- [AIM OF THE EXERCISE]:
Scan the data. Collect each line that contains the word "Location".

Figure collection entries
━━━━━━━━
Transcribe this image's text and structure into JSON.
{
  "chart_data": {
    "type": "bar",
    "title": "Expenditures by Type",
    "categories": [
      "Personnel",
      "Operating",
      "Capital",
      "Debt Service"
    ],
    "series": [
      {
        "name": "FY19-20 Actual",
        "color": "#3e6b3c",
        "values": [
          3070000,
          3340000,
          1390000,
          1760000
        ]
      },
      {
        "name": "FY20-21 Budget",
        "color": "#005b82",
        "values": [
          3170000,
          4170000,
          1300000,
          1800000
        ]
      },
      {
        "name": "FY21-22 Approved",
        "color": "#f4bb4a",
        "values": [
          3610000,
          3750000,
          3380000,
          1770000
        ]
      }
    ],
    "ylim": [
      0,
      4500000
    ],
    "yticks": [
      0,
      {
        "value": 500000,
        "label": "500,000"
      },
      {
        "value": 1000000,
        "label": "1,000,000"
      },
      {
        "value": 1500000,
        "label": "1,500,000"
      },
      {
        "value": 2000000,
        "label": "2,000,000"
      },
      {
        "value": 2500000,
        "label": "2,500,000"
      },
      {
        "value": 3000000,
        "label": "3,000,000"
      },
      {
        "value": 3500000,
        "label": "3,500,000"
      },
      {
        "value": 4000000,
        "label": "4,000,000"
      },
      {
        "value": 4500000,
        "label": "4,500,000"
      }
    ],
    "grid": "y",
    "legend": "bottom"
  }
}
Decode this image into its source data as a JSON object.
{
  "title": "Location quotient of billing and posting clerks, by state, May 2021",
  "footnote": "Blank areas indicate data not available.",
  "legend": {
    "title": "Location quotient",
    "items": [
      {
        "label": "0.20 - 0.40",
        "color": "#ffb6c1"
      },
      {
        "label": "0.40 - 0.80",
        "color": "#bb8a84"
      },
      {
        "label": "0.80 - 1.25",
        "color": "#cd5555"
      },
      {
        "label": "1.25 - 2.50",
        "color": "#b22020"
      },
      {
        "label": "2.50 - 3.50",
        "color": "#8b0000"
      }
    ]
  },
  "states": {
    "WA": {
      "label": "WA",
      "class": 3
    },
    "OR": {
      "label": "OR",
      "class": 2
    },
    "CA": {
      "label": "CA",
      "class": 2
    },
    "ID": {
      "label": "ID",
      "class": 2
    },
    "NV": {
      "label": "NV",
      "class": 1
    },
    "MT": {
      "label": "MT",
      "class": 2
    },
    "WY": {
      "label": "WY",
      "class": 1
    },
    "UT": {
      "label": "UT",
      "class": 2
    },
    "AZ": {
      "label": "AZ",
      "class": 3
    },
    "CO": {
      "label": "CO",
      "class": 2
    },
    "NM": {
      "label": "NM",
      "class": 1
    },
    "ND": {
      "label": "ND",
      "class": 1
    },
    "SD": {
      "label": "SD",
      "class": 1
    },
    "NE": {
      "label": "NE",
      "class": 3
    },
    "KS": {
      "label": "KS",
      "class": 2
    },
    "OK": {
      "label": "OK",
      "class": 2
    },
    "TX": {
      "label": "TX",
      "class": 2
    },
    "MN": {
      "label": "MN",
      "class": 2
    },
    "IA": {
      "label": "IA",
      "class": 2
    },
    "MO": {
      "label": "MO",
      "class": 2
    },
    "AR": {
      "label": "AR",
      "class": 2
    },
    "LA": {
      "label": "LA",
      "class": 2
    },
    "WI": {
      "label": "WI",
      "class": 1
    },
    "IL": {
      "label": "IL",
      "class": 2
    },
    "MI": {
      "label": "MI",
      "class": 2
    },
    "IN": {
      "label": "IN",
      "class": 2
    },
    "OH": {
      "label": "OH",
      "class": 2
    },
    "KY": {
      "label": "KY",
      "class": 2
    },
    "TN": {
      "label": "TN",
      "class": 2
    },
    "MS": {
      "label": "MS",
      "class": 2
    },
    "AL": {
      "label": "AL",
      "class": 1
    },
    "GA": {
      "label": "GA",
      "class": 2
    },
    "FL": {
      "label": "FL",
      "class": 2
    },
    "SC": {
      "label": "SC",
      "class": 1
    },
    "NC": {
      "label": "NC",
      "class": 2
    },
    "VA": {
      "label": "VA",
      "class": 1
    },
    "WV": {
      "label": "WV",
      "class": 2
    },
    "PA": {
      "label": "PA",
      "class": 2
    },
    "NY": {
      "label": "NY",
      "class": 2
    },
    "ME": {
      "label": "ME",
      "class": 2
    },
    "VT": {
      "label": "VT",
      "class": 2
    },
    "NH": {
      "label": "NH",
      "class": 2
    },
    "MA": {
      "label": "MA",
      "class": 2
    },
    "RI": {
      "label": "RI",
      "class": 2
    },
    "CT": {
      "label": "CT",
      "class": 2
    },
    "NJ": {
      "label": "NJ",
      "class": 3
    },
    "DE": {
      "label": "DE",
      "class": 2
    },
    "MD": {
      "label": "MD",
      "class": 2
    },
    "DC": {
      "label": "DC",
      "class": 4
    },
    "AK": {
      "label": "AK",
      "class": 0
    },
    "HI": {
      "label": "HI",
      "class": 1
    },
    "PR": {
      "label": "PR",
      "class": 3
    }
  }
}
━━━━━━━━
- [OUTPUT BELOW]:
  "title": "Location quotient of billing and posting clerks, by state, May 2021",
    "title": "Location quotient",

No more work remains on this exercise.